- _Reading passage_
Studio album by Bronze Avery
- Released: June 13, 2024
- Length: 34:18
- Producer: Bronze Avery, Dex Barstad, Scro, Saint Patrick, Hidden Ppl

Bronze Avery chronology
| Softmetal (2022) | Heatwave (2024) |  |

Singles from Heatwave
- "The One (If You Touch Me)" Released: June 9, 2023; "Sex In The Room" Released: August 8, 2023; "Scan And Copy" Released: September 8, 2023; "It Is What It Is" Released: December 8, 2023; "Dangerous" Released: February 8, 2024; "Spring Break" Released: March 7, 2024; "Hollywood's Talking" Released: May 8, 2024; "Chaotic Ride" Released: May 30, 2024;

= Heatwave (Bronze Avery album) =

Heatwave is the second studio album by American singer-songwriter & producer Bronze Avery, released on June 13, 2024. The album has uptempo electro-pop beats with lyrical content on Avery's experience as a queer person.

== Composition ==

Heatwave is conceptually based on Bronze Avery's experience as a queer man. The album is sonically inspired by Euro-house and artists Kylie Minogue and Janet Jackson. Avery stated this album is a "collection of summer songs made to make you sweat". The video for "Heatwave" features actors Zane Phillips and Fin Argus.

- _Provided data_
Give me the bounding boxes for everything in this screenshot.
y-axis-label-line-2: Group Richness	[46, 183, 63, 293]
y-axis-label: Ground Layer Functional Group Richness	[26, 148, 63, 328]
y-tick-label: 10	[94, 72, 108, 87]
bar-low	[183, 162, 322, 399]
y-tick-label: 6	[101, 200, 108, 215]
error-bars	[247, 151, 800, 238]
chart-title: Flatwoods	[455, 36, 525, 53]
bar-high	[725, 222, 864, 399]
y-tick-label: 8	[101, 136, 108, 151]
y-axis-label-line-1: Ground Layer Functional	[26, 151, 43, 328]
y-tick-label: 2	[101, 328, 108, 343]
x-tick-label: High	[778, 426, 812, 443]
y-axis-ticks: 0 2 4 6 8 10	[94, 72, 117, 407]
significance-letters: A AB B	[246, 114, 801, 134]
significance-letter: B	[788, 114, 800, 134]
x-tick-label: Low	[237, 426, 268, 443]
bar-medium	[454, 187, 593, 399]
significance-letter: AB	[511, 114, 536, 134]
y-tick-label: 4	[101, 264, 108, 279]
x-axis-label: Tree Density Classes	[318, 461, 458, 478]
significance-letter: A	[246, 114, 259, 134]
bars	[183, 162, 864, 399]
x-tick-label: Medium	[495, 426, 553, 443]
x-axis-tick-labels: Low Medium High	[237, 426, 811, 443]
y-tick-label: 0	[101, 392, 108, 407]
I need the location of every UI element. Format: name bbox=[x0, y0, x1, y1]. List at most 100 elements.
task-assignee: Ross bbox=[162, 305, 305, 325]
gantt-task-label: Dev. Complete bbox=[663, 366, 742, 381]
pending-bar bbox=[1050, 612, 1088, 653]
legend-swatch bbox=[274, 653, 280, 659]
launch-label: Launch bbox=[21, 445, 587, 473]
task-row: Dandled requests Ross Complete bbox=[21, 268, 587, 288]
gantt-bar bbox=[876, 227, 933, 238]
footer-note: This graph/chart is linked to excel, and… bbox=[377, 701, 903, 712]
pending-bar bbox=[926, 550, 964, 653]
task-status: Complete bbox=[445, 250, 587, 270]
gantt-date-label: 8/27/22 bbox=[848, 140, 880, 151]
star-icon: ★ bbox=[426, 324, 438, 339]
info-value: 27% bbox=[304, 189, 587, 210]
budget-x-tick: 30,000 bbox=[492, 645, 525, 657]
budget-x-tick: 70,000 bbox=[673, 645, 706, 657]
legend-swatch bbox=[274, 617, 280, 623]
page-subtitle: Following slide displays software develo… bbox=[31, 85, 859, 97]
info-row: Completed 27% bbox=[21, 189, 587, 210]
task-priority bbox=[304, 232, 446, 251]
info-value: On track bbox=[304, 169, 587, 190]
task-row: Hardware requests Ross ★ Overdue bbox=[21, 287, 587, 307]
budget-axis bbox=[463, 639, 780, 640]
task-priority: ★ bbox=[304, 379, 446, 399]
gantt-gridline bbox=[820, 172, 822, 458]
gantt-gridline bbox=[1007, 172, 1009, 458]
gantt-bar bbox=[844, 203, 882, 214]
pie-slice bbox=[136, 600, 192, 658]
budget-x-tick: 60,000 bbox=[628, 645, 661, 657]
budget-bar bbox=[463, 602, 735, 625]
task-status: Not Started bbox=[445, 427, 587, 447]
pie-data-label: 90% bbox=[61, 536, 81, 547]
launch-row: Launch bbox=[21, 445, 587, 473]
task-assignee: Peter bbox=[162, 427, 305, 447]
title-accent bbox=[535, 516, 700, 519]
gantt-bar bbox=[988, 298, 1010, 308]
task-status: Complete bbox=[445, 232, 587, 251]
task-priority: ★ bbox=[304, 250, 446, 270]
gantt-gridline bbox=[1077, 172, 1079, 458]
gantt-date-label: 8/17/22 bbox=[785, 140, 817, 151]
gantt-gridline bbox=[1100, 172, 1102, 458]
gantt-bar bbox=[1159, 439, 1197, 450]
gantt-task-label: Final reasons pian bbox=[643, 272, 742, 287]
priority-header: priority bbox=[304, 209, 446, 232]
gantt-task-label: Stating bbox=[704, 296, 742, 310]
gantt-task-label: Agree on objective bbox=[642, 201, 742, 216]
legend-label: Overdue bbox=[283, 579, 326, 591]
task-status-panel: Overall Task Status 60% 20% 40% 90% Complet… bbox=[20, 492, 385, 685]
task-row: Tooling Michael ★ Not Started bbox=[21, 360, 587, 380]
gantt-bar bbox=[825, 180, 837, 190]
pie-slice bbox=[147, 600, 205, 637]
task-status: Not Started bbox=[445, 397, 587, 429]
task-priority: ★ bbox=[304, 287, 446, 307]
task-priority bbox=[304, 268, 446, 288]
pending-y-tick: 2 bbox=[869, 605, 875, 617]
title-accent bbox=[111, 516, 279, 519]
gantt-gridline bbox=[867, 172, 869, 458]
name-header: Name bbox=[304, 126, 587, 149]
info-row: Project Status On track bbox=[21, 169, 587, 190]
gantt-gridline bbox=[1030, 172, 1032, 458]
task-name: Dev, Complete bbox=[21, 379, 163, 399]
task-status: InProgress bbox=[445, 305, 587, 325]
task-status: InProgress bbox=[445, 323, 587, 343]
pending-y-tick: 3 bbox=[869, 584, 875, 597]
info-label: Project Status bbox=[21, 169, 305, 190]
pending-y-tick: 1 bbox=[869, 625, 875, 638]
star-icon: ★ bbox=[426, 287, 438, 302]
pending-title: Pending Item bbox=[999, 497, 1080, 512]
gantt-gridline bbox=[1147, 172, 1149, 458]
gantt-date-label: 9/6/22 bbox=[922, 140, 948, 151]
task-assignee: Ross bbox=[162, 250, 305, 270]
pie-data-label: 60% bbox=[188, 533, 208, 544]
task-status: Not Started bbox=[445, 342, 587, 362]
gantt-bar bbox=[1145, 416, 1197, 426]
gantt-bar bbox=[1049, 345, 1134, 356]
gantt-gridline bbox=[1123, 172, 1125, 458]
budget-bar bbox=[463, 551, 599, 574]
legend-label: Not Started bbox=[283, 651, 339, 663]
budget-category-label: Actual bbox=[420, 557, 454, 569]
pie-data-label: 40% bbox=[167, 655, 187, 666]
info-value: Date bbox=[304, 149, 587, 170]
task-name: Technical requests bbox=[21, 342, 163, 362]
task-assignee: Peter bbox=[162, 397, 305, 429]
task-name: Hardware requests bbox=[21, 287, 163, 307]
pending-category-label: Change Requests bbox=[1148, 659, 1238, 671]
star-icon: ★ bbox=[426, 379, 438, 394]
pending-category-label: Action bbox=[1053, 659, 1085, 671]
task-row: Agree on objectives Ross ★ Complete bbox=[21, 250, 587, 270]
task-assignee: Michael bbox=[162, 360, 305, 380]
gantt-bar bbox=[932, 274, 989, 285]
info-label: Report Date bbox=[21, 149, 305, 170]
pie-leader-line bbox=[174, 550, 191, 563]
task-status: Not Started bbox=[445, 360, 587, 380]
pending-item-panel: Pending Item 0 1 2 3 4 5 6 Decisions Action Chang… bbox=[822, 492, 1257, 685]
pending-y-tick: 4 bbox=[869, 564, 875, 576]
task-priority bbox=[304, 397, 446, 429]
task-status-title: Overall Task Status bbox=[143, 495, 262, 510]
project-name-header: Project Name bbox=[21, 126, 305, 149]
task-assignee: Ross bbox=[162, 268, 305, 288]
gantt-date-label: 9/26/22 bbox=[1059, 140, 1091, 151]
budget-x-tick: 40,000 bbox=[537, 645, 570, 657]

- _To-do list_
**1.** List every producer credited for the album in the Heatwave album article.
**2.** Retype the part of the Heatwave album article that opens with the words containing "Heatwave is the" and closes with "and Fin Argus.".

- _Answers provided_
**1.**
Bronze Avery
Dex Barstad
Scro
Saint Patrick
Hidden Ppl

**2.**
Heatwave is the second studio album by American singer-songwriter & producer Bronze Avery, released on June 13, 2024. The album has uptempo electro-pop beats with lyrical content on Avery's experience as a queer person.

== Composition ==

Heatwave is conceptually based on Bronze Avery's experience as a queer man. The album is sonically inspired by Euro-house and artists Kylie Minogue and Janet Jackson. Avery stated this album is a "collection of summer songs made to make you sweat". The video for "Heatwave" features actors Zane Phillips and Fin Argus.